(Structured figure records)
▬▬▬▬▬▬▬▬▬▬

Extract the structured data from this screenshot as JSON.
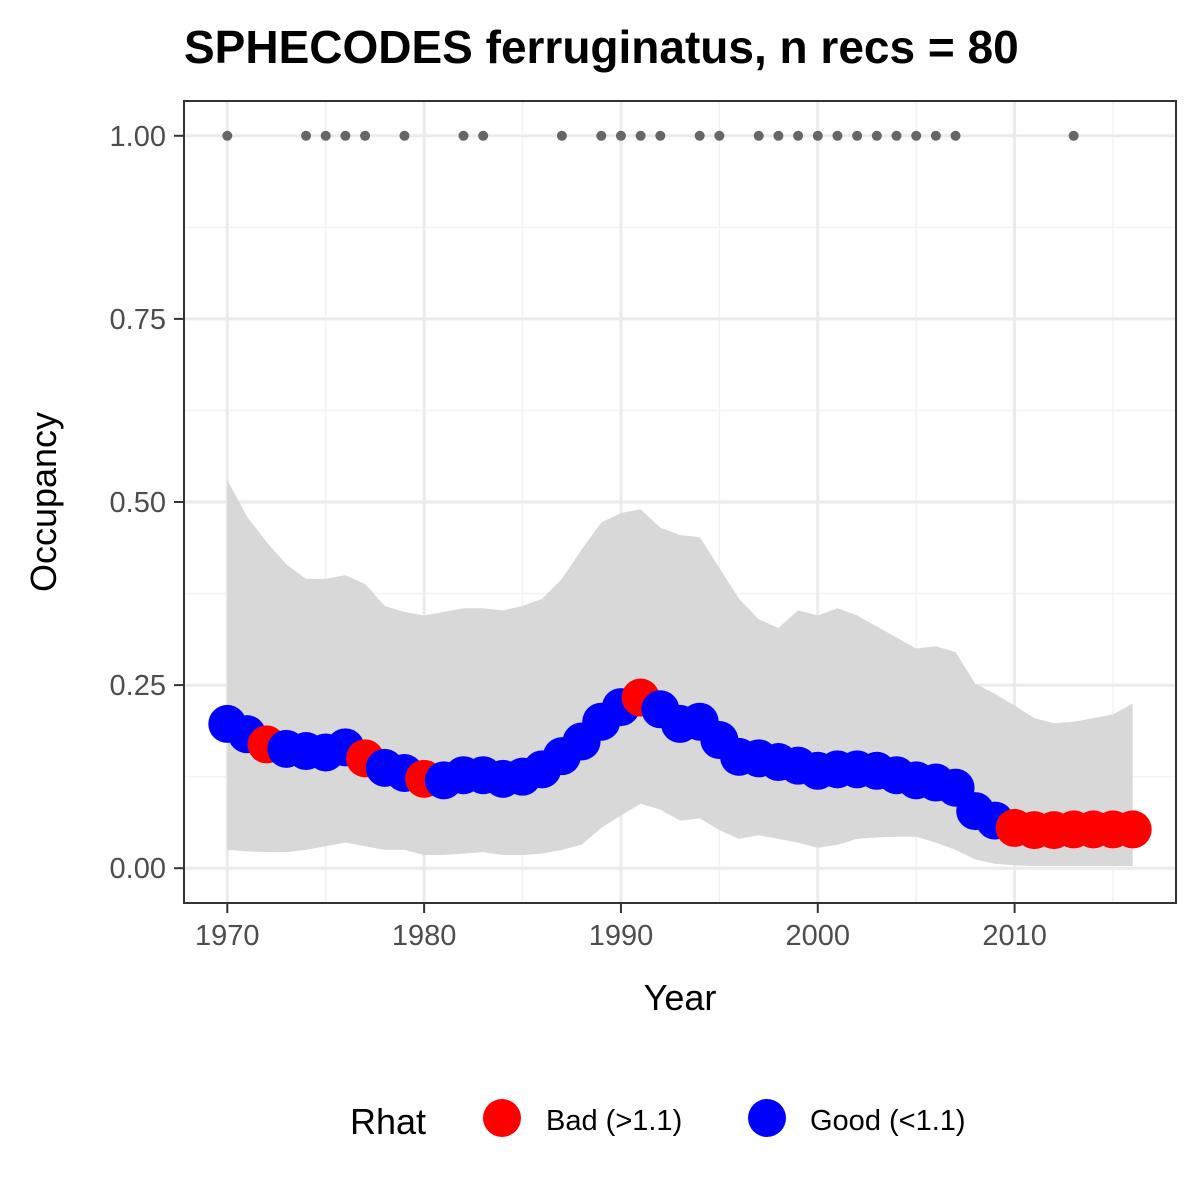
{
  "chart_data": {
    "type": "line",
    "title": "SPHECODES ferruginatus, n recs = 80",
    "xlabel": "Year",
    "ylabel": "Occupancy",
    "xlim": [
      1967.8,
      2018.2
    ],
    "ylim": [
      -0.0475,
      1.0475
    ],
    "x_ticks": [
      1970,
      1980,
      1990,
      2000,
      2010
    ],
    "y_ticks": [
      0.0,
      0.25,
      0.5,
      0.75,
      1.0
    ],
    "x_tick_labels": [
      "1970",
      "1980",
      "1990",
      "2000",
      "2010"
    ],
    "y_tick_labels": [
      "0.00",
      "0.25",
      "0.50",
      "0.75",
      "1.00"
    ],
    "grid": true,
    "legend": {
      "title": "Rhat",
      "position": "bottom",
      "entries": [
        {
          "label": "Bad (>1.1)",
          "color": "#ff0000"
        },
        {
          "label": "Good (<1.1)",
          "color": "#0000ff"
        }
      ]
    },
    "colors": {
      "bad": "#ff0000",
      "good": "#0000ff",
      "ribbon": "#d6d6d6",
      "records": "#666666"
    },
    "years": [
      1970,
      1971,
      1972,
      1973,
      1974,
      1975,
      1976,
      1977,
      1978,
      1979,
      1980,
      1981,
      1982,
      1983,
      1984,
      1985,
      1986,
      1987,
      1988,
      1989,
      1990,
      1991,
      1992,
      1993,
      1994,
      1995,
      1996,
      1997,
      1998,
      1999,
      2000,
      2001,
      2002,
      2003,
      2004,
      2005,
      2006,
      2007,
      2008,
      2009,
      2010,
      2011,
      2012,
      2013,
      2014,
      2015,
      2016
    ],
    "mean": [
      0.197,
      0.183,
      0.169,
      0.163,
      0.16,
      0.158,
      0.165,
      0.15,
      0.137,
      0.13,
      0.122,
      0.12,
      0.127,
      0.127,
      0.122,
      0.125,
      0.135,
      0.153,
      0.173,
      0.2,
      0.22,
      0.233,
      0.217,
      0.197,
      0.2,
      0.175,
      0.152,
      0.15,
      0.145,
      0.14,
      0.133,
      0.135,
      0.135,
      0.133,
      0.127,
      0.12,
      0.117,
      0.11,
      0.078,
      0.065,
      0.055,
      0.052,
      0.052,
      0.053,
      0.053,
      0.053,
      0.053
    ],
    "rhat": [
      "good",
      "good",
      "bad",
      "good",
      "good",
      "good",
      "good",
      "bad",
      "good",
      "good",
      "bad",
      "good",
      "good",
      "good",
      "good",
      "good",
      "good",
      "good",
      "good",
      "good",
      "good",
      "bad",
      "good",
      "good",
      "good",
      "good",
      "good",
      "good",
      "good",
      "good",
      "good",
      "good",
      "good",
      "good",
      "good",
      "good",
      "good",
      "good",
      "good",
      "good",
      "bad",
      "bad",
      "bad",
      "bad",
      "bad",
      "bad",
      "bad"
    ],
    "upper": [
      0.53,
      0.48,
      0.445,
      0.415,
      0.395,
      0.395,
      0.4,
      0.388,
      0.358,
      0.35,
      0.345,
      0.35,
      0.355,
      0.355,
      0.352,
      0.358,
      0.368,
      0.395,
      0.435,
      0.472,
      0.485,
      0.49,
      0.465,
      0.455,
      0.452,
      0.41,
      0.368,
      0.34,
      0.328,
      0.352,
      0.345,
      0.355,
      0.345,
      0.33,
      0.315,
      0.3,
      0.303,
      0.295,
      0.252,
      0.238,
      0.222,
      0.205,
      0.198,
      0.2,
      0.205,
      0.21,
      0.225
    ],
    "lower": [
      0.025,
      0.023,
      0.022,
      0.022,
      0.025,
      0.03,
      0.035,
      0.03,
      0.025,
      0.025,
      0.018,
      0.018,
      0.02,
      0.022,
      0.018,
      0.018,
      0.02,
      0.025,
      0.032,
      0.055,
      0.072,
      0.088,
      0.08,
      0.065,
      0.068,
      0.052,
      0.04,
      0.045,
      0.04,
      0.035,
      0.028,
      0.032,
      0.04,
      0.042,
      0.043,
      0.043,
      0.035,
      0.025,
      0.012,
      0.006,
      0.004,
      0.003,
      0.003,
      0.003,
      0.003,
      0.003,
      0.003
    ],
    "record_years": [
      1970,
      1974,
      1975,
      1976,
      1977,
      1979,
      1982,
      1983,
      1987,
      1989,
      1990,
      1991,
      1992,
      1994,
      1995,
      1997,
      1998,
      1999,
      2000,
      2001,
      2002,
      2003,
      2004,
      2005,
      2006,
      2007,
      2013
    ],
    "record_value": 1.0
  }
}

▬▬▬▬▬▬▬▬▬▬

WRITTEN INSTRUCTION
Of all the lines in the material above, how many contain the word "title"? Give only the count.

WORKED ANSWER
2